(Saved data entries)
---+---

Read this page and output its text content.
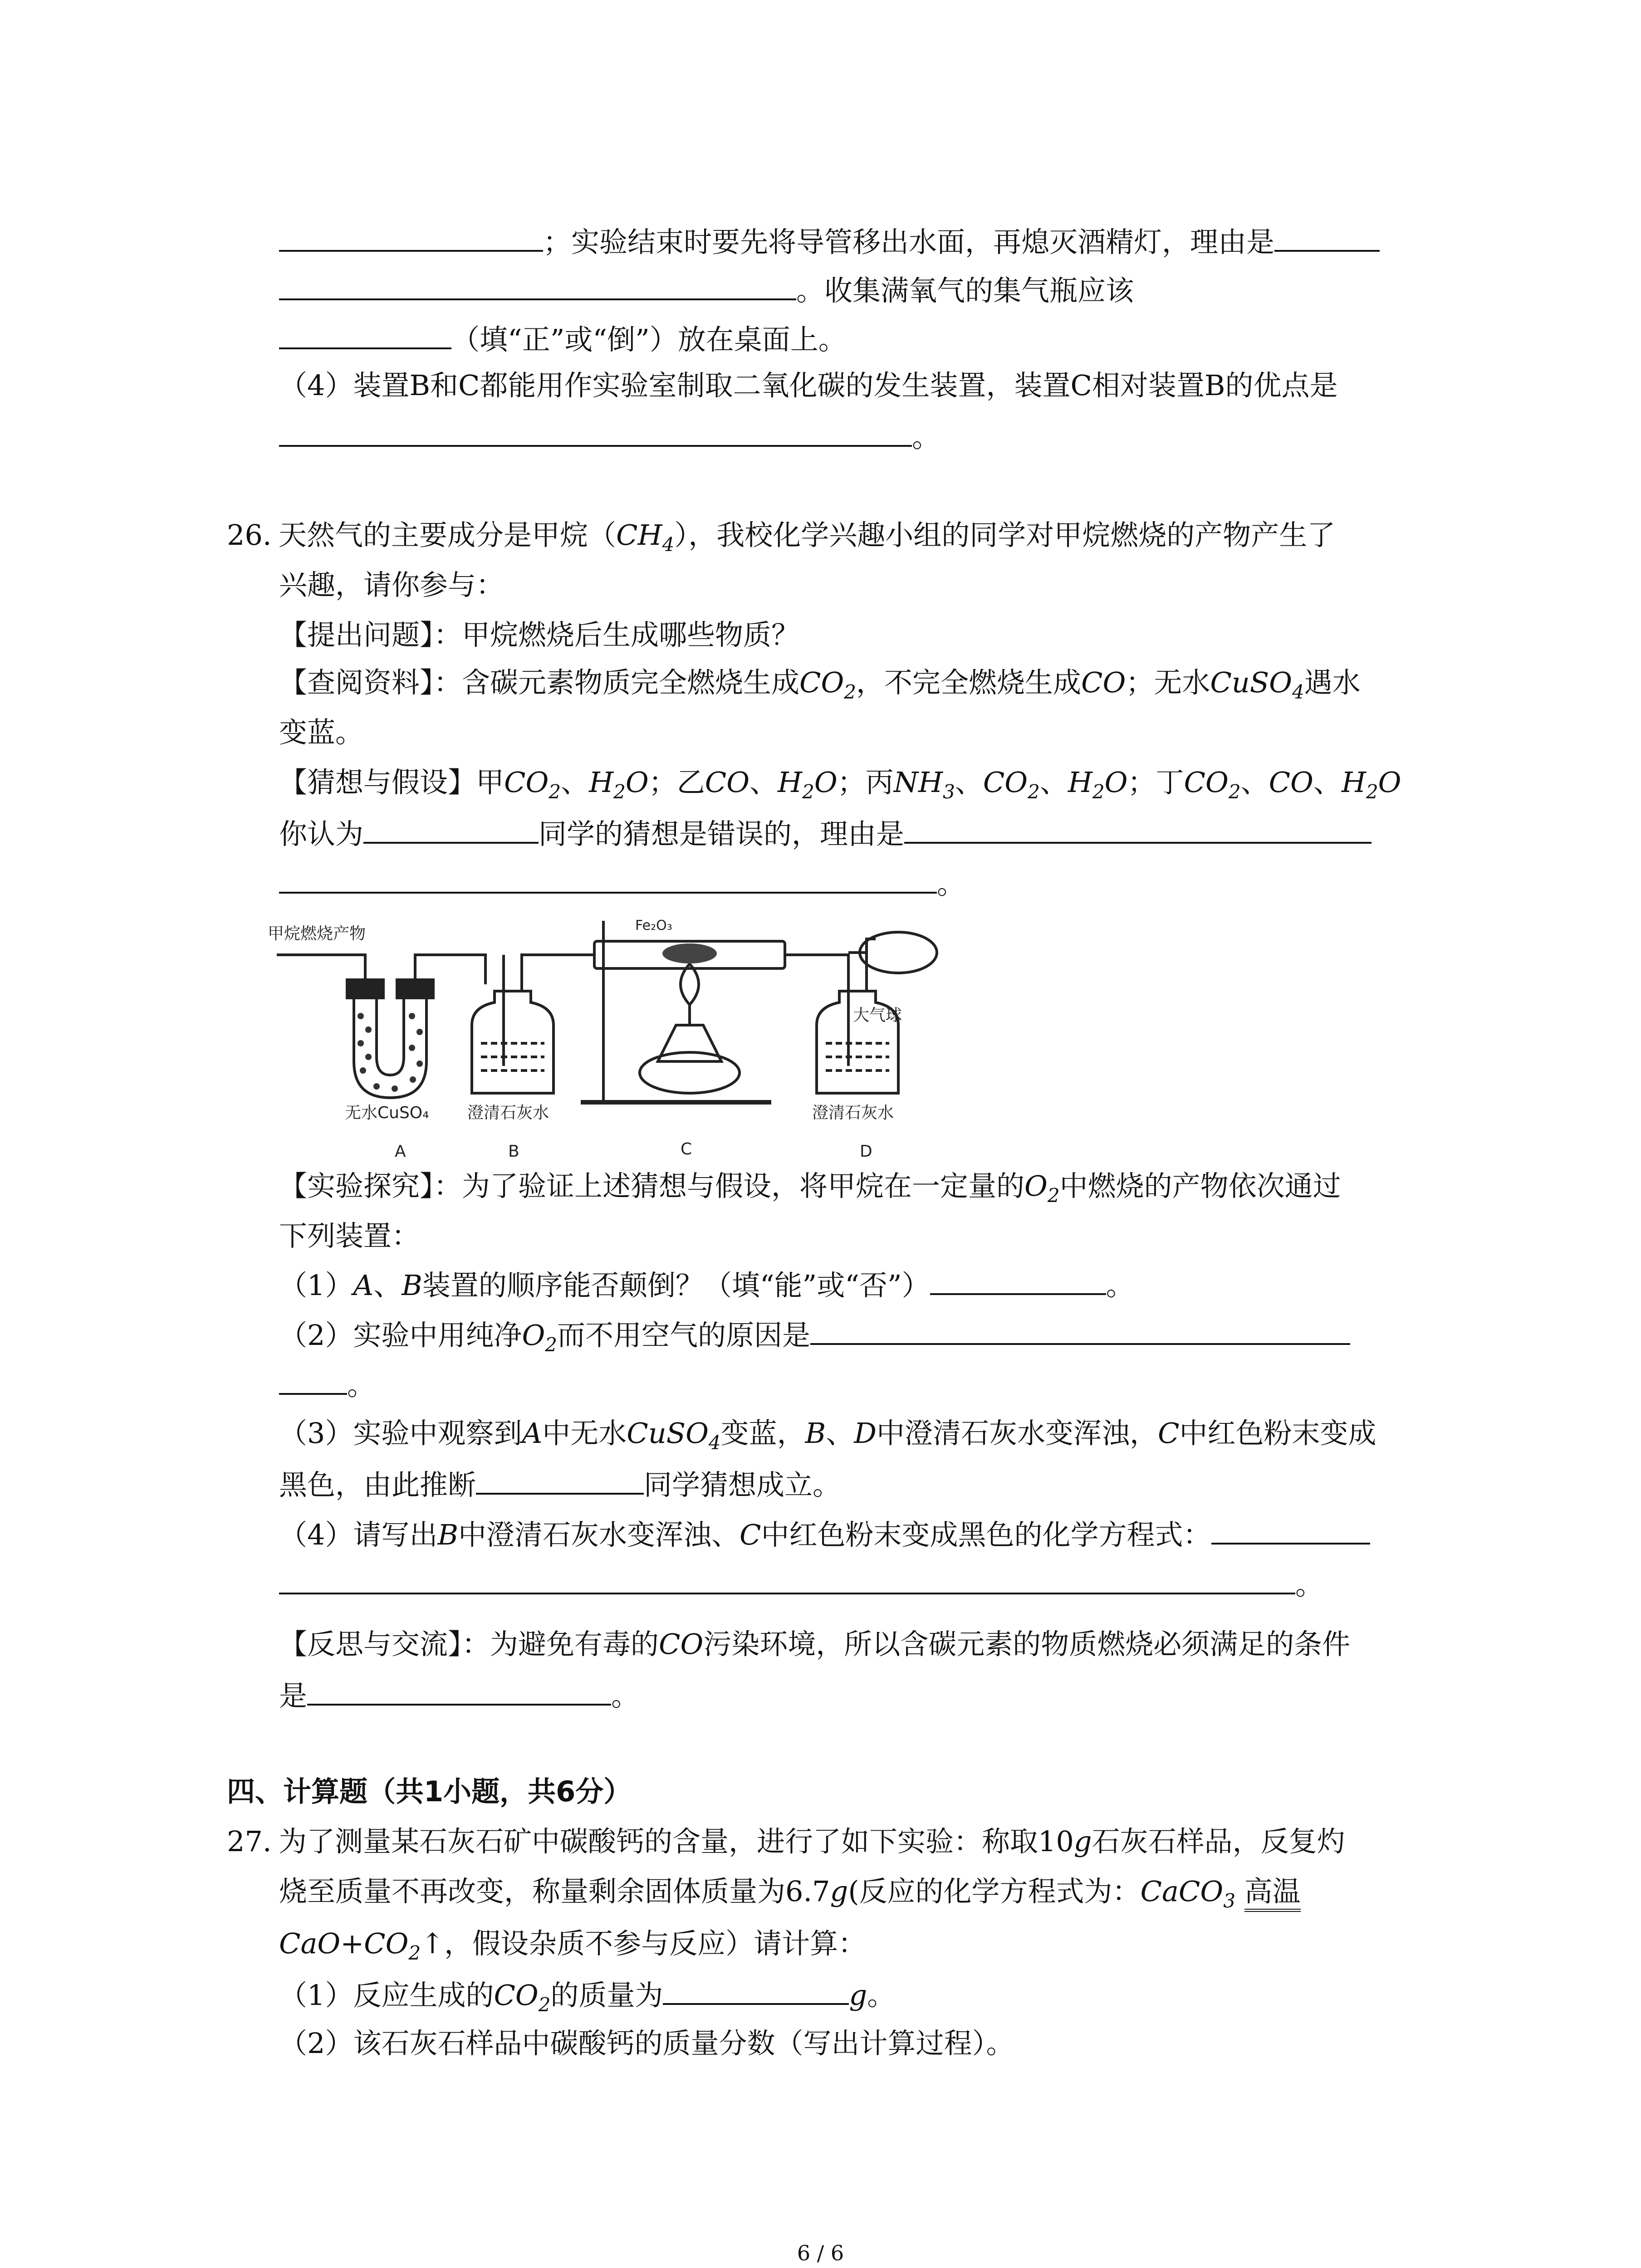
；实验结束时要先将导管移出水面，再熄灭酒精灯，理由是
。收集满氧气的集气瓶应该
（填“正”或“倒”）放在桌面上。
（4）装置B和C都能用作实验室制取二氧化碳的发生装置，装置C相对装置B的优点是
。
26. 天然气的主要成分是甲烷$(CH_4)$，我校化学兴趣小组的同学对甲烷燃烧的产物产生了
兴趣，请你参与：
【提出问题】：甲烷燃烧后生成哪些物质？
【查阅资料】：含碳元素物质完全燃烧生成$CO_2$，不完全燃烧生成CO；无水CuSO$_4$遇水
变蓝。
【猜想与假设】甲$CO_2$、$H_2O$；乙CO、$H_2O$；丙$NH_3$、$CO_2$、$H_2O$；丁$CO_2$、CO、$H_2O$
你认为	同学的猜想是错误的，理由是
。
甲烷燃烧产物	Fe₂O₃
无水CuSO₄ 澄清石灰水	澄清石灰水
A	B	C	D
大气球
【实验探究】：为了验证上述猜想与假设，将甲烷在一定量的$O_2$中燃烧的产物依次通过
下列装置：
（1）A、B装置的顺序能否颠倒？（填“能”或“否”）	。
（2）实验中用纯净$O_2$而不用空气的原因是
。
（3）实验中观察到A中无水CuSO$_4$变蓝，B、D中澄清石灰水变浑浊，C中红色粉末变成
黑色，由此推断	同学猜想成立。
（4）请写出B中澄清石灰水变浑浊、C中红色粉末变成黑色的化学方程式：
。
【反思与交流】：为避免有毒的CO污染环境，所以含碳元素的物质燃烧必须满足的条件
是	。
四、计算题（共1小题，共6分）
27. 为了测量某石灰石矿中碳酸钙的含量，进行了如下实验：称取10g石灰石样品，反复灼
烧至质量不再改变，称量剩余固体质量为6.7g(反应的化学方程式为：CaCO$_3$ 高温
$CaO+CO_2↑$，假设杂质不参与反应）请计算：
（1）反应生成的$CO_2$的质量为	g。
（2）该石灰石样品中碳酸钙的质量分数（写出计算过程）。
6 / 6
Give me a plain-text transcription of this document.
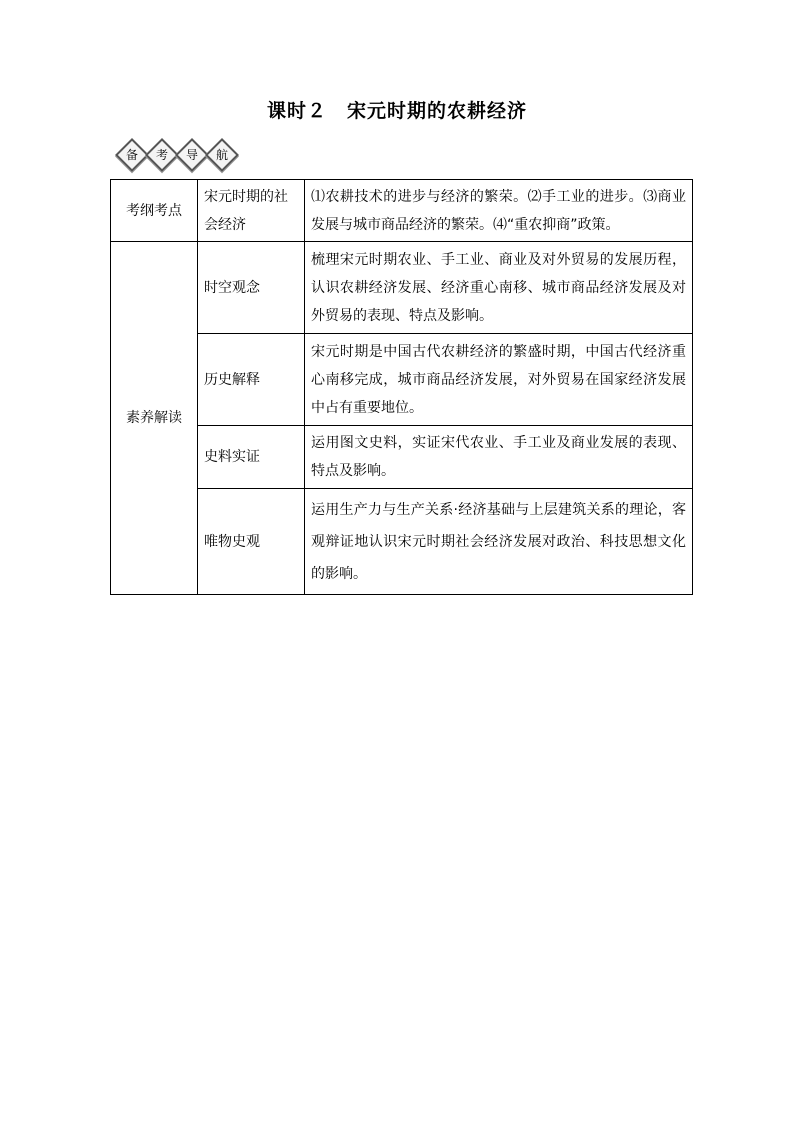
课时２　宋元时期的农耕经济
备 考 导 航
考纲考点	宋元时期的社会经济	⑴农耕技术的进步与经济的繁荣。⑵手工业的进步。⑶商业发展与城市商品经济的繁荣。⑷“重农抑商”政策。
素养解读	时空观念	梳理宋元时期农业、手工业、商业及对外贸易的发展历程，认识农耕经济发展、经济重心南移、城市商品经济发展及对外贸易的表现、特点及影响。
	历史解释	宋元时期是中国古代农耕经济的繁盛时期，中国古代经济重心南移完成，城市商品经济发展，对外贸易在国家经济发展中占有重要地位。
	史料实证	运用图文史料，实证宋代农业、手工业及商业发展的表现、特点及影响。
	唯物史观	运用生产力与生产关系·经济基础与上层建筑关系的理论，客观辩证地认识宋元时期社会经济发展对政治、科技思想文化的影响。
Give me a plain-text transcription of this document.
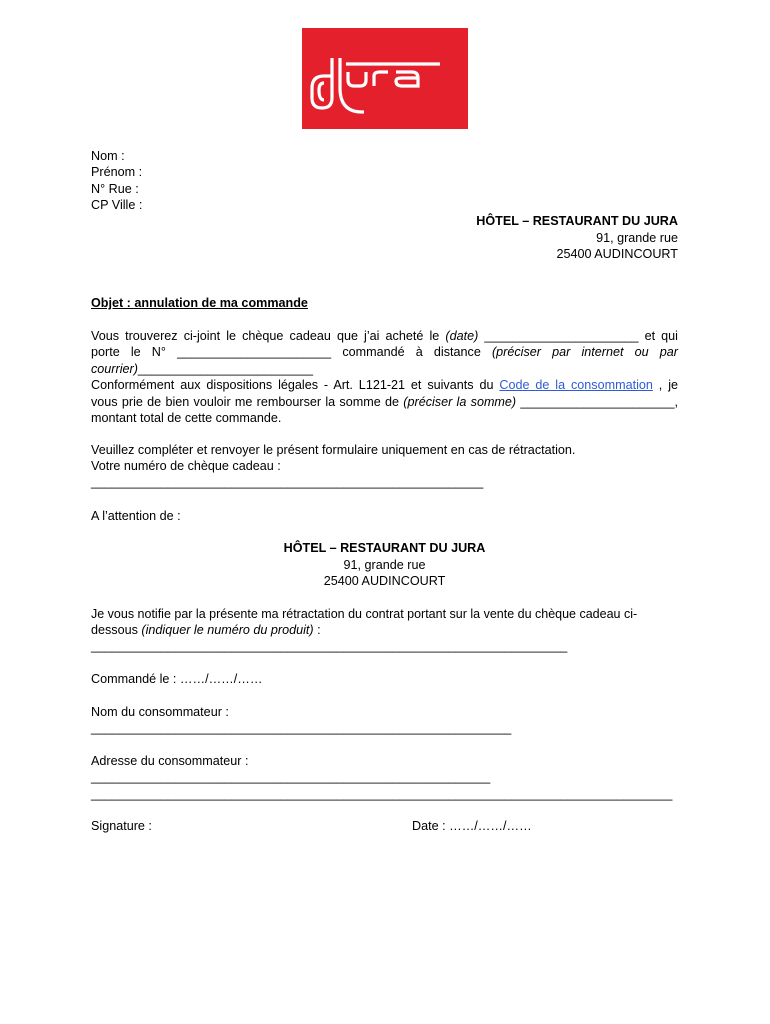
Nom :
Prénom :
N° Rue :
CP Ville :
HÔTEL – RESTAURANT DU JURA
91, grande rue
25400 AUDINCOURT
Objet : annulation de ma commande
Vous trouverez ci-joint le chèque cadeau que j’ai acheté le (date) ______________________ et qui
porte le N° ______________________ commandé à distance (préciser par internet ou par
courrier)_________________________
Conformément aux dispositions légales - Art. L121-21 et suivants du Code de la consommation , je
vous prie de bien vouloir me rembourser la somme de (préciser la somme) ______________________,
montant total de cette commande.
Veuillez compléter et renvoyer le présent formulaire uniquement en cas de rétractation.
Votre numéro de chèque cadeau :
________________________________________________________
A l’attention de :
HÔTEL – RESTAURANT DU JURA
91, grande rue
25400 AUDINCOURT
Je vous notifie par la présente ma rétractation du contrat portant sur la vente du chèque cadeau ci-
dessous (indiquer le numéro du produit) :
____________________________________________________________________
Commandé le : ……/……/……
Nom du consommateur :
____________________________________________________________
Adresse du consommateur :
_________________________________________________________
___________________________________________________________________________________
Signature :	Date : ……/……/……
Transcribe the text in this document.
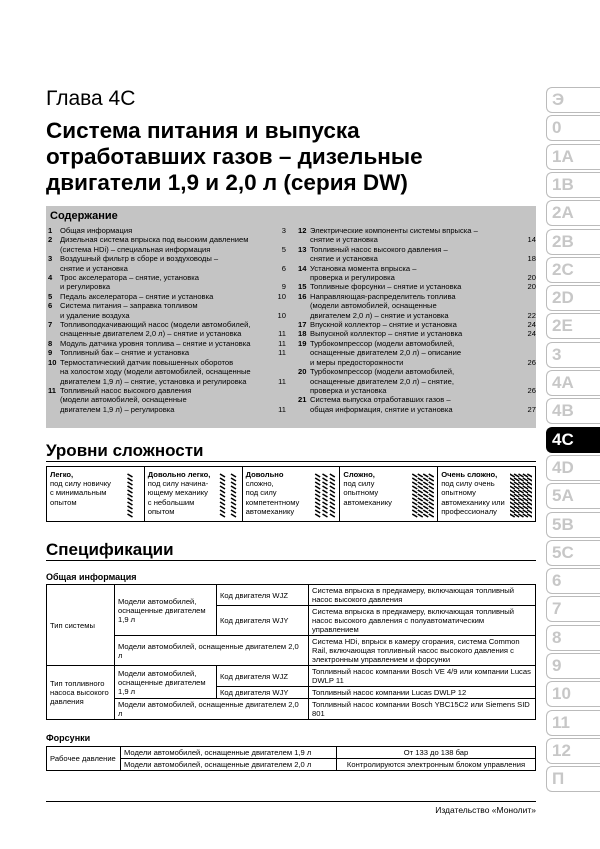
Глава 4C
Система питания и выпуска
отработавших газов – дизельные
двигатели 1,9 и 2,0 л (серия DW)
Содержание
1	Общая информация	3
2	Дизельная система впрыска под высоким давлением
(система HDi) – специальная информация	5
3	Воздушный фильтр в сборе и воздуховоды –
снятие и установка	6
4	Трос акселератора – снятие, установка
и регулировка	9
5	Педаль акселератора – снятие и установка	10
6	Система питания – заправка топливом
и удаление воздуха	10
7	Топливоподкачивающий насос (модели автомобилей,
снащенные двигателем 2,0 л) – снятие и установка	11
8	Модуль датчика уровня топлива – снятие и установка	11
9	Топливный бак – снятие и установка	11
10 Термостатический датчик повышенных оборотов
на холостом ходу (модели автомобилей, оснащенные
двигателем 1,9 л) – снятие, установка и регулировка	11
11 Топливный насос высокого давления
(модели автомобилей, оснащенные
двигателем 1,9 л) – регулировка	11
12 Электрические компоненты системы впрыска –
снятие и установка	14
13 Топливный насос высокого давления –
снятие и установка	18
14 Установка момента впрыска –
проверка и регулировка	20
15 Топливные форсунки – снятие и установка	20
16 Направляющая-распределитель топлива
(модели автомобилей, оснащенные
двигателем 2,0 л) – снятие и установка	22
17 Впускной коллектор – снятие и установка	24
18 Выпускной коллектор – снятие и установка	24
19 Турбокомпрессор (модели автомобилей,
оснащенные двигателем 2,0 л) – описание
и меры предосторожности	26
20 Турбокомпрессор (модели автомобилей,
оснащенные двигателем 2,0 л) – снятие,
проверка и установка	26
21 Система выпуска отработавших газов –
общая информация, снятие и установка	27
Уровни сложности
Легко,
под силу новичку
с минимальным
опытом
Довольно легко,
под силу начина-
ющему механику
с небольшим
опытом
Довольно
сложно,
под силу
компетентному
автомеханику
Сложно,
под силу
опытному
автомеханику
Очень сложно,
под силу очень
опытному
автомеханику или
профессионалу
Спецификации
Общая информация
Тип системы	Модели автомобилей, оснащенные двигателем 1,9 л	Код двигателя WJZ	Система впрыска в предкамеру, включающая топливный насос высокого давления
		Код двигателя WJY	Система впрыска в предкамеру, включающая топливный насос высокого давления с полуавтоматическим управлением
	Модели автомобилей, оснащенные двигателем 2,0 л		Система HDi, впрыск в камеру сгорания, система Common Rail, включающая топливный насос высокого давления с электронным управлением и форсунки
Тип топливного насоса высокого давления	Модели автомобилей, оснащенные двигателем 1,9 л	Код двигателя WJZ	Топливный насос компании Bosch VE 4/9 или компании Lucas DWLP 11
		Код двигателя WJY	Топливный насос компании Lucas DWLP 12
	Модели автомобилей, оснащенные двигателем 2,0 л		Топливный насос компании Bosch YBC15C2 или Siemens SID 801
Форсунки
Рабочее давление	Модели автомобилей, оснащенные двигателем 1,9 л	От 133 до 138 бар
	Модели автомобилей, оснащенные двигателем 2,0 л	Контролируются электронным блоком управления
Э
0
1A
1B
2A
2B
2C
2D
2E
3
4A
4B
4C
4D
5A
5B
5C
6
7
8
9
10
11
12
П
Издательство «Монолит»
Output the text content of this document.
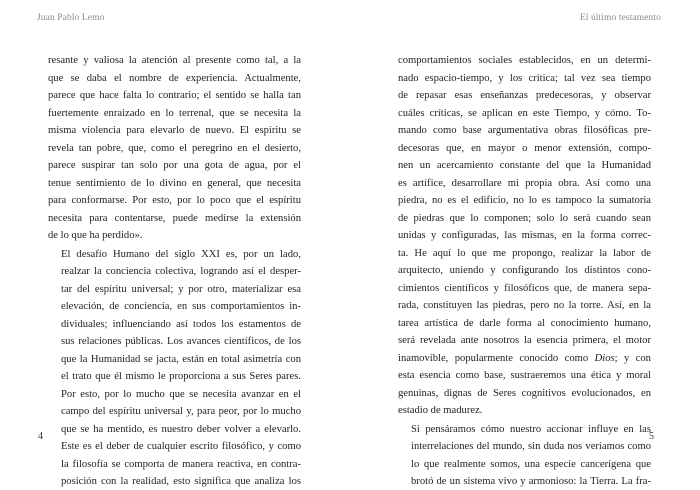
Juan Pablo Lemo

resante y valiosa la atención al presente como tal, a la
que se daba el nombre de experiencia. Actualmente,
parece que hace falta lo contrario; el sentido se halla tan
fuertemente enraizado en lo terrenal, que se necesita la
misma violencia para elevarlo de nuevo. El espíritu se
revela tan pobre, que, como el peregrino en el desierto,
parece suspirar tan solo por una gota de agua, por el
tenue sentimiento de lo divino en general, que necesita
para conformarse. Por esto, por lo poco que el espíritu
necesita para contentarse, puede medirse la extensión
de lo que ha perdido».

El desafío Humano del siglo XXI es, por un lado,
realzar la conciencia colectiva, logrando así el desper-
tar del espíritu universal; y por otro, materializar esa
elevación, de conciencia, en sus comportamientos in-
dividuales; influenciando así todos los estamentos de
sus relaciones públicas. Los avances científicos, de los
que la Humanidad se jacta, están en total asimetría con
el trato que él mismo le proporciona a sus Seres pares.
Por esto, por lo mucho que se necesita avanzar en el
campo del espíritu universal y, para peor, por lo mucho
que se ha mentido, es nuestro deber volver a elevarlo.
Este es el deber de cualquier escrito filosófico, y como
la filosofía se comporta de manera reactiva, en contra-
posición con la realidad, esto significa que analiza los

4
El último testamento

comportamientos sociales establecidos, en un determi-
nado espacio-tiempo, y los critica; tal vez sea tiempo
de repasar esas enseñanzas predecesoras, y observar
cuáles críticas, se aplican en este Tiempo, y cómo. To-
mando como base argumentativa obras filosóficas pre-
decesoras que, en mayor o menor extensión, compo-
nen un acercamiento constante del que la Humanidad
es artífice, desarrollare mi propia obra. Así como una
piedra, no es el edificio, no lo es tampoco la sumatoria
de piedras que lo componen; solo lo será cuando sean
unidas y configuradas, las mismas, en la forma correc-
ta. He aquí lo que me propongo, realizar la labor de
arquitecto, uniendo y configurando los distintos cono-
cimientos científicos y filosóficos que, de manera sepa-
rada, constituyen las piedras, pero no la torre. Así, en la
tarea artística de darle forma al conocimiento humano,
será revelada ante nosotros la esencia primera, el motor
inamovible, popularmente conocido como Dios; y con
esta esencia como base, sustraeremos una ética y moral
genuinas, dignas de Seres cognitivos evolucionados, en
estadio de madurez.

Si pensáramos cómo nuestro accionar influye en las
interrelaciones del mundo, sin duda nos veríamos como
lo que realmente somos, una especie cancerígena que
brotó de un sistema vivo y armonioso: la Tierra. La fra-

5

---+---

_Exercise details:_
Using the entries above, return each line in which the word "espíritu" occurs.

_Solution to the exercise:_
misma violencia para elevarlo de nuevo. El espíritu se
para conformarse. Por esto, por lo poco que el espíritu
tar del espíritu universal; y por otro, materializar esa
campo del espíritu universal y, para peor, por lo mucho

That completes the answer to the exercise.